##### Supplied data
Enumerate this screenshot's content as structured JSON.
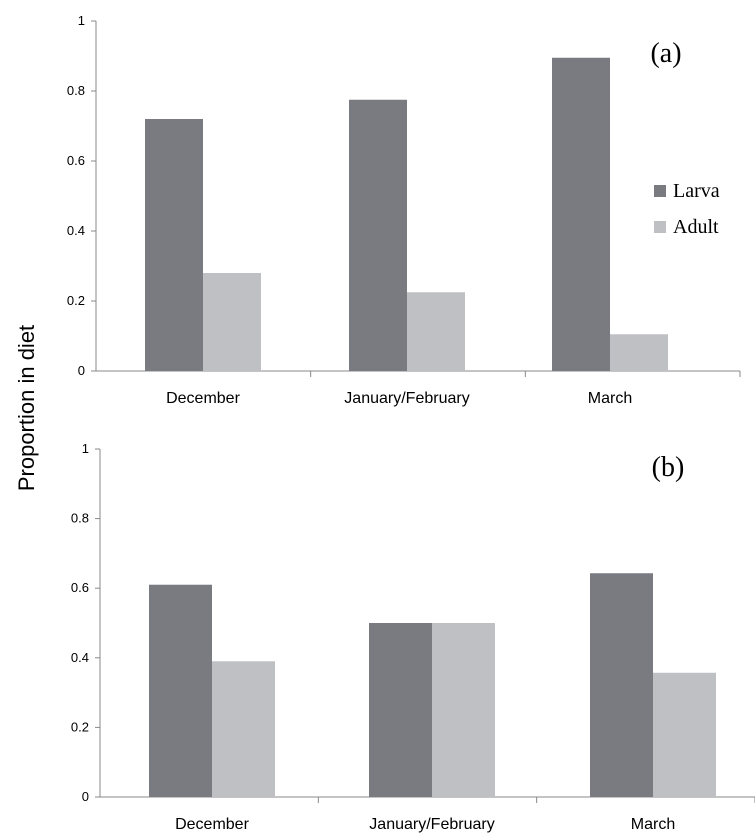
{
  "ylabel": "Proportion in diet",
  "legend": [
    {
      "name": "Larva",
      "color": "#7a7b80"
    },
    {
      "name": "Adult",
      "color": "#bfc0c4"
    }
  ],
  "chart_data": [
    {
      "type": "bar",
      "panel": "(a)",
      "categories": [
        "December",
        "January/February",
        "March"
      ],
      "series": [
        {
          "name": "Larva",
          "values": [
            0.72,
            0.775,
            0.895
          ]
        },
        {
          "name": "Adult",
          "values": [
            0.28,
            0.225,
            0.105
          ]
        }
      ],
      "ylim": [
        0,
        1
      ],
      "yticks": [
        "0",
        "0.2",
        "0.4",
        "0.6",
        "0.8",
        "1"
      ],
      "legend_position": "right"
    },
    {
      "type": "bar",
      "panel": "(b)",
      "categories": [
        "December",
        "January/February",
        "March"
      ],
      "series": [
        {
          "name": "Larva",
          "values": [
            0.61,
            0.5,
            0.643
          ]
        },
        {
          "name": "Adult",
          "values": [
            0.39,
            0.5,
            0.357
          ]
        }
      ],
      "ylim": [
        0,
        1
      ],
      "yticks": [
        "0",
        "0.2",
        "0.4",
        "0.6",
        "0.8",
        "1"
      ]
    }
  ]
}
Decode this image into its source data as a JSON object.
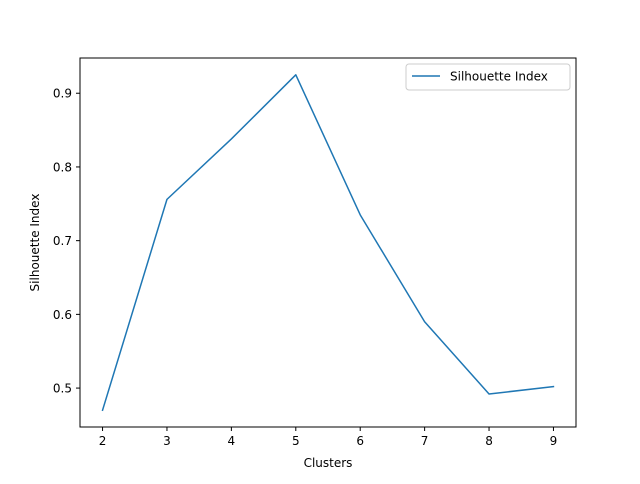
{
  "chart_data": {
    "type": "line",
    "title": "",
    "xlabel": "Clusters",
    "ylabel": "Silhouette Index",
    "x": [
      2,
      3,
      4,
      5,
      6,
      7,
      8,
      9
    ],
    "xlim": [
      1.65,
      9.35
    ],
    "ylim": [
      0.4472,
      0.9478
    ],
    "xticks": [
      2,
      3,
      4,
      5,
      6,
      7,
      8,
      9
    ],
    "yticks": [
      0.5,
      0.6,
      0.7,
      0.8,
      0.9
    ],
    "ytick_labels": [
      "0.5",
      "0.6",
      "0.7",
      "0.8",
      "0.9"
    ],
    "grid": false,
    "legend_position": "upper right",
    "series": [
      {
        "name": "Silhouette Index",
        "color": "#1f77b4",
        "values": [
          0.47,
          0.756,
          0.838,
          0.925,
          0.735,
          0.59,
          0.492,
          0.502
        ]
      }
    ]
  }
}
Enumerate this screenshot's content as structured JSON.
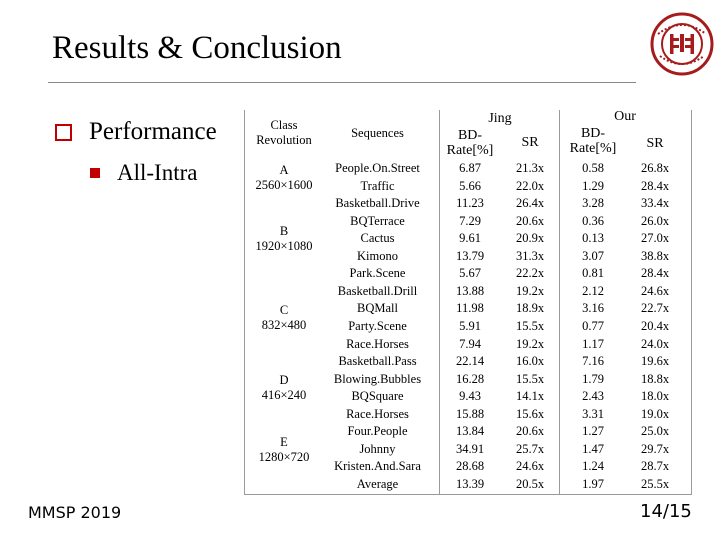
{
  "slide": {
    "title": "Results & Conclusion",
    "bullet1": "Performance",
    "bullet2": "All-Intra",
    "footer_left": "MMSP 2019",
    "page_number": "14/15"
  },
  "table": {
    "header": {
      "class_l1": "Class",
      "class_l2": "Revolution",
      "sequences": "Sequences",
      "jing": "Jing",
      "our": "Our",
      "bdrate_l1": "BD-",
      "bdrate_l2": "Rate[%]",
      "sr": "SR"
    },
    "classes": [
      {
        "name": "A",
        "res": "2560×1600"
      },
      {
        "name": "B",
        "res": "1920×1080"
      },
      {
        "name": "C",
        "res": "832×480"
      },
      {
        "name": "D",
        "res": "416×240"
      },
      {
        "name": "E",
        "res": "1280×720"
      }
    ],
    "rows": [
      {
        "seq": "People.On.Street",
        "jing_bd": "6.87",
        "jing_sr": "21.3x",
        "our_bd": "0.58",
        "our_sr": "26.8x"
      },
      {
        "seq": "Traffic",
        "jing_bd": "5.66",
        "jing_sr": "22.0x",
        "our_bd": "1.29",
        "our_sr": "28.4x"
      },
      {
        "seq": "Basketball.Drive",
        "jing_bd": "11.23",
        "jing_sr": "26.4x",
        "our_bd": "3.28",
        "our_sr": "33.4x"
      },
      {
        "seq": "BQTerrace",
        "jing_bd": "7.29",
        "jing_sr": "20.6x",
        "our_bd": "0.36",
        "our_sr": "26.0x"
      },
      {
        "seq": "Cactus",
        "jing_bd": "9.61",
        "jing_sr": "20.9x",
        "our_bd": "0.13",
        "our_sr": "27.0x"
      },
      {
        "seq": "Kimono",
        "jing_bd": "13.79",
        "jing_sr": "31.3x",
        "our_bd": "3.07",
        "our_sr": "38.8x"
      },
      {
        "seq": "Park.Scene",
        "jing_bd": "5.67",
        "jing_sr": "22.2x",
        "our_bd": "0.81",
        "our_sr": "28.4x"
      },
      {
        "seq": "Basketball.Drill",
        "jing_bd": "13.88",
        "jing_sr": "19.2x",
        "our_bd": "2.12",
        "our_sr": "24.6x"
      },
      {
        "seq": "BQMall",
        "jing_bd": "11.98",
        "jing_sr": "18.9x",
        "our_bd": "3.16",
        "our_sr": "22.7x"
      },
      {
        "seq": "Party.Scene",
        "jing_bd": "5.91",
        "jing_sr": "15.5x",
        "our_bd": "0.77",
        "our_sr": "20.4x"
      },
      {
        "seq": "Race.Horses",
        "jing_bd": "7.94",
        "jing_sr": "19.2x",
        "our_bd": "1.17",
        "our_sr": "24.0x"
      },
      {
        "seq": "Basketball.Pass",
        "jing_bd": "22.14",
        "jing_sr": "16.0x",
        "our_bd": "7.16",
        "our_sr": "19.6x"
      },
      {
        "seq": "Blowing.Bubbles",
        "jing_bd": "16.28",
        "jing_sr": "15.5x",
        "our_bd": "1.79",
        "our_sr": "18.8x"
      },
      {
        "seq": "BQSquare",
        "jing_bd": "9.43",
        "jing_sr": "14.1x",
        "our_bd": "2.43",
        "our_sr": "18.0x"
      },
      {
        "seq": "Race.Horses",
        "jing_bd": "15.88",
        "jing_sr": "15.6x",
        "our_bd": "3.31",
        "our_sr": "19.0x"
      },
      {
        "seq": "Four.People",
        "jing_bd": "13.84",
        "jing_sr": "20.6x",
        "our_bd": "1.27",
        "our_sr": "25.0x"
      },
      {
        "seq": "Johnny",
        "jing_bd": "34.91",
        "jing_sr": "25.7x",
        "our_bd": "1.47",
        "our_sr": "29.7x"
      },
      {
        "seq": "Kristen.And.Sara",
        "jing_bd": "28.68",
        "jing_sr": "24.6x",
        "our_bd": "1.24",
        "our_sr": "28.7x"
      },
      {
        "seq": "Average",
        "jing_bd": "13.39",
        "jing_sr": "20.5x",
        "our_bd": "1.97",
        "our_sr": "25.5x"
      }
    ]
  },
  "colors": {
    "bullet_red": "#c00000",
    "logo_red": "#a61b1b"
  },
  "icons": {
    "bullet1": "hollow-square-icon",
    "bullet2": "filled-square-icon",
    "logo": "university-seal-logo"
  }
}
##########
◆ Stated task: In the records above, locate every line with the string "Index" and copy it.

◆ Response below:
    "ylabel": "Silhouette Index",
        "name": "Silhouette Index",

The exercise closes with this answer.